» **Aufgabenstellung 1**
Gib aus den Datensätzen unten den Abschnitt wortgetreu wieder, der mit der Zeile beginnt, die "pipeline-canvas[interactable]: Lookup Get" enthält, und mit der Zeile endet, die "apps-button[interactable] <box>1448 88" enthält. Beide Zeilen gehören dazu.

» **Textauszug**
▬▬▬
Das Mittel der Wahl zum Umgang mit dieser Problematik ist die Vereinfachung. Wenn wir uns in unübersichtlichem Gelände befinden, dann kann es helfen eine stark vereinfachte 2D-Projektion, eine Karte, zu verwenden, damit wir uns orientieren können - eine Grafen-Ansicht der nähren Umgebung eines Zettels wäre so etwas. Es ist auch möglich, dass wir bestimmte Arten von Mediatoren ausschließen: manchmal reicht einem der Metro-Fahrplan.

Eine unvollständige Liste von Vereinfachungen:

  • Überblick verschaffen - durch Projektion (grafische Darstellungen)
  • Filtern - durch temporäres Ausschließen von Optionen (Suche)
  • Gruppieren - durch das Arbeiten mit geteilten Merkmalen (Tags)
  • Hierarchisieren - durch das Anordnen von Exemplaren oder Gruppen (Verzeichnisse)
  • Relationieren - durch das Ablegen von Referenzen zu anderen Daten (Links)
  • Kontextualisieren - durch das Anreichern von Informationen mit Wissen (Fußnoten, Anmerkungen, etc.)
  • Automatisieren - durch Formalisierung von Arbeit an Daten (automatische Erstellung von Backlinks)

(Ich würde mir ein Paper oder ein Buch zum Thema Vereinfachungen wünschen. Nur wie danach suchen?)

Vereinfachung macht Arbeit. Insofern spielt der Faktor Zeit eine Rolle. Zeit im Sinne von "Lebenszeit" oder auch "Zeit fürs Schreiben" verhält sich wie eine endliche Ressource. Insofern sind nicht in allen Situationen Vereinfachungen realisierbar.
▬▬▬
» **Vorliegende Angaben**

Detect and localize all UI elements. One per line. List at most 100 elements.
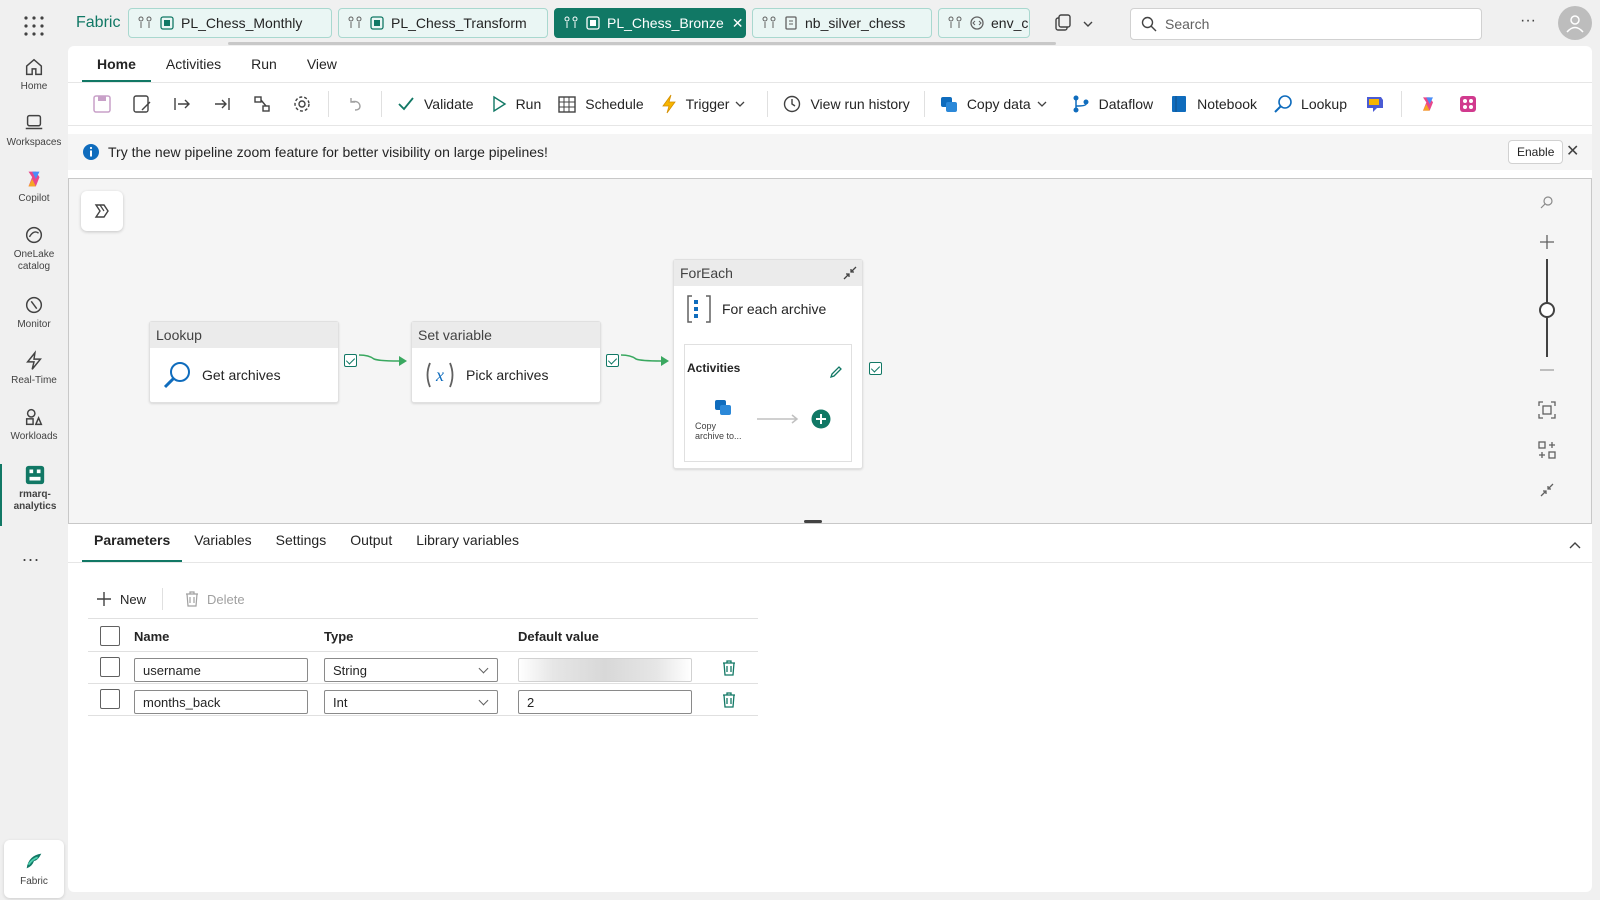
pipeline-canvas[interactable]: Lookup Get archives Set variable x Pick … <box>68 178 1592 524</box>
close-icon[interactable]: ✕ <box>1566 141 1579 161</box>
zoom-slider-thumb[interactable] <box>1539 302 1555 318</box>
view-run-history-label: View run history <box>810 96 910 112</box>
fit-screen-icon <box>1538 401 1556 419</box>
collapse-all-button[interactable] <box>1529 475 1565 505</box>
validate-button[interactable]: Validate <box>388 88 482 120</box>
row-checkbox[interactable] <box>100 689 120 709</box>
teams-activity-button[interactable] <box>1355 88 1395 120</box>
toolbar-divider <box>1400 91 1402 117</box>
info-banner-text: Try the new pipeline zoom feature for be… <box>108 144 548 160</box>
settings-button[interactable] <box>282 88 322 120</box>
select-all-checkbox[interactable] <box>100 626 120 646</box>
view-run-history-button[interactable]: View run history <box>774 88 917 120</box>
rail-home[interactable]: Home <box>0 56 68 93</box>
app-launcher-icon[interactable] <box>22 14 46 38</box>
brand-name[interactable]: Fabric <box>76 14 120 32</box>
activity-set-variable[interactable]: Set variable x Pick archives <box>411 321 601 403</box>
move-to-end-button[interactable] <box>202 88 242 120</box>
parameter-default-input[interactable]: 2 <box>518 690 692 714</box>
copilot-button[interactable] <box>1408 88 1448 120</box>
rail-workspace-rmarq[interactable]: rmarq-analytics <box>0 464 68 526</box>
apps-button[interactable] <box>1448 88 1488 120</box>
notebook-button[interactable]: Notebook <box>1161 88 1265 120</box>
tab-activities[interactable]: Activities <box>151 56 236 82</box>
move-to-button[interactable] <box>162 88 202 120</box>
collapse-icon[interactable] <box>842 265 858 281</box>
copy-data-button[interactable]: Copy data <box>931 88 1063 120</box>
parameter-name-input[interactable]: months_back <box>134 690 308 714</box>
new-parameter-button[interactable]: New <box>96 591 146 607</box>
rail-realtime-label: Real-Time <box>11 375 57 386</box>
success-output-handle[interactable] <box>869 362 882 375</box>
tab-home[interactable]: Home <box>82 56 151 82</box>
tab-env[interactable]: env_c <box>938 8 1030 38</box>
onelake-icon <box>25 226 43 244</box>
table-row: username String <box>88 652 758 684</box>
parameter-default-input[interactable] <box>518 658 692 682</box>
zoom-out-button[interactable] <box>1529 355 1565 385</box>
tab-overflow-icon[interactable] <box>1054 14 1094 34</box>
parameter-type-select[interactable]: String <box>324 658 498 682</box>
tab-settings[interactable]: Settings <box>264 532 339 562</box>
trash-icon[interactable] <box>722 692 736 708</box>
trash-icon[interactable] <box>722 660 736 676</box>
search-box[interactable] <box>1130 8 1482 40</box>
save-as-button[interactable] <box>122 88 162 120</box>
activity-lookup[interactable]: Lookup Get archives <box>149 321 339 403</box>
success-output-handle[interactable] <box>606 354 619 367</box>
more-options-button[interactable]: ··· <box>1520 12 1536 30</box>
rail-onelake-label: OneLake catalog <box>13 249 55 272</box>
chevron-down-icon <box>1037 101 1047 107</box>
undo-button[interactable] <box>335 88 375 120</box>
tab-parameters[interactable]: Parameters <box>82 532 183 562</box>
row-checkbox[interactable] <box>100 657 120 677</box>
notebook-label: Notebook <box>1197 96 1258 112</box>
rail-workloads[interactable]: Workloads <box>0 406 68 443</box>
schedule-button[interactable]: Schedule <box>549 88 651 120</box>
rail-fabric-switcher[interactable]: Fabric <box>4 840 64 898</box>
edit-pencil-icon[interactable] <box>829 365 843 379</box>
rail-realtime[interactable]: Real-Time <box>0 350 68 387</box>
canvas-copilot-button[interactable] <box>81 191 123 231</box>
tab-pl-chess-bronze[interactable]: PL_Chess_Bronze ✕ <box>554 8 746 38</box>
enable-button[interactable]: Enable <box>1508 140 1564 164</box>
lookup-button[interactable]: Lookup <box>1265 88 1355 120</box>
canvas-search-button[interactable] <box>1529 187 1565 217</box>
success-output-handle[interactable] <box>344 354 357 367</box>
save-button[interactable] <box>82 88 122 120</box>
zoom-in-button[interactable] <box>1529 227 1565 257</box>
tab-run[interactable]: Run <box>236 56 292 82</box>
add-activity-icon[interactable] <box>811 409 831 429</box>
tab-pl-chess-transform[interactable]: PL_Chess_Transform <box>338 8 548 38</box>
activity-foreach[interactable]: ForEach For each archive Activities Copy… <box>673 259 863 469</box>
copilot-icon <box>1422 97 1433 111</box>
trigger-button[interactable]: Trigger <box>652 88 762 120</box>
dataflow-button[interactable]: Dataflow <box>1063 88 1161 120</box>
rail-onelake[interactable]: OneLake catalog <box>0 224 68 273</box>
chevron-up-icon[interactable] <box>1568 538 1582 552</box>
tab-view[interactable]: View <box>292 56 352 82</box>
parameter-type-select[interactable]: Int <box>324 690 498 714</box>
tab-pl-chess-monthly[interactable]: PL_Chess_Monthly <box>128 8 332 38</box>
auto-align-button[interactable] <box>242 88 282 120</box>
delete-parameter-button[interactable]: Delete <box>185 591 245 607</box>
panel-resize-handle[interactable] <box>804 520 822 523</box>
run-button[interactable]: Run <box>482 88 550 120</box>
tabs-scrollbar[interactable] <box>228 42 1056 45</box>
tab-variables[interactable]: Variables <box>182 532 263 562</box>
parameter-name-input[interactable]: username <box>134 658 308 682</box>
tab-library-variables[interactable]: Library variables <box>404 532 531 562</box>
search-input[interactable] <box>1165 16 1465 32</box>
rail-more-button[interactable]: ... <box>22 545 40 566</box>
fit-to-screen-button[interactable] <box>1529 395 1565 425</box>
copy-data-icon[interactable] <box>713 397 733 417</box>
rail-copilot[interactable]: Copilot <box>0 168 68 205</box>
rail-monitor[interactable]: Monitor <box>0 294 68 331</box>
inner-activity-label: Copy archive to... <box>695 421 742 441</box>
auto-layout-button[interactable] <box>1529 435 1565 465</box>
tab-nb-silver-chess[interactable]: nb_silver_chess <box>752 8 932 38</box>
tab-output[interactable]: Output <box>338 532 404 562</box>
rail-workspaces[interactable]: Workspaces <box>0 112 68 149</box>
avatar[interactable] <box>1558 6 1592 40</box>
close-tab-icon[interactable]: ✕ <box>732 15 744 32</box>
▬▬▬
» **Aufgabenstellung 2**
Schreib den Abschnitt aus dem Textauszug oben, der mit den Worten "Das Mittel der" anfängt und mit "Projektion (grafische Darstellungen)" aufhört, noch einmal ab und tausche dabei bitte "Metro-Fahrplan" gegen "U-Bahn-Plan" aus.

» **Lösung 1**
pipeline-canvas[interactable]: Lookup Get archives Set variable x Pick … <box>68 178 1592 524</box>
close-icon[interactable]: ✕ <box>1566 141 1579 161</box>
zoom-slider-thumb[interactable] <box>1539 302 1555 318</box>
view-run-history-label: View run history <box>810 96 910 112</box>
fit-screen-icon <box>1538 401 1556 419</box>
collapse-all-button[interactable] <box>1529 475 1565 505</box>
validate-button[interactable]: Validate <box>388 88 482 120</box>
row-checkbox[interactable] <box>100 689 120 709</box>
teams-activity-button[interactable] <box>1355 88 1395 120</box>
toolbar-divider <box>1400 91 1402 117</box>
info-banner-text: Try the new pipeline zoom feature for be… <box>108 144 548 160</box>
settings-button[interactable] <box>282 88 322 120</box>
select-all-checkbox[interactable] <box>100 626 120 646</box>
view-run-history-button[interactable]: View run history <box>774 88 917 120</box>
rail-home[interactable]: Home <box>0 56 68 93</box>
app-launcher-icon[interactable] <box>22 14 46 38</box>
brand-name[interactable]: Fabric <box>76 14 120 32</box>
activity-set-variable[interactable]: Set variable x Pick archives <box>411 321 601 403</box>
move-to-end-button[interactable] <box>202 88 242 120</box>
parameter-default-input[interactable]: 2 <box>518 690 692 714</box>
copilot-button[interactable] <box>1408 88 1448 120</box>
rail-workspace-rmarq[interactable]: rmarq-analytics <box>0 464 68 526</box>
apps-button[interactable] <box>1448 88 1488 120</box>

» **Lösung 2**
Das Mittel der Wahl zum Umgang mit dieser Problematik ist die Vereinfachung. Wenn wir uns in unübersichtlichem Gelände befinden, dann kann es helfen eine stark vereinfachte 2D-Projektion, eine Karte, zu verwenden, damit wir uns orientieren können - eine Grafen-Ansicht der nähren Umgebung eines Zettels wäre so etwas. Es ist auch möglich, dass wir bestimmte Arten von Mediatoren ausschließen: manchmal reicht einem der U-Bahn-Plan.

Eine unvollständige Liste von Vereinfachungen:

  • Überblick verschaffen - durch Projektion (grafische Darstellungen)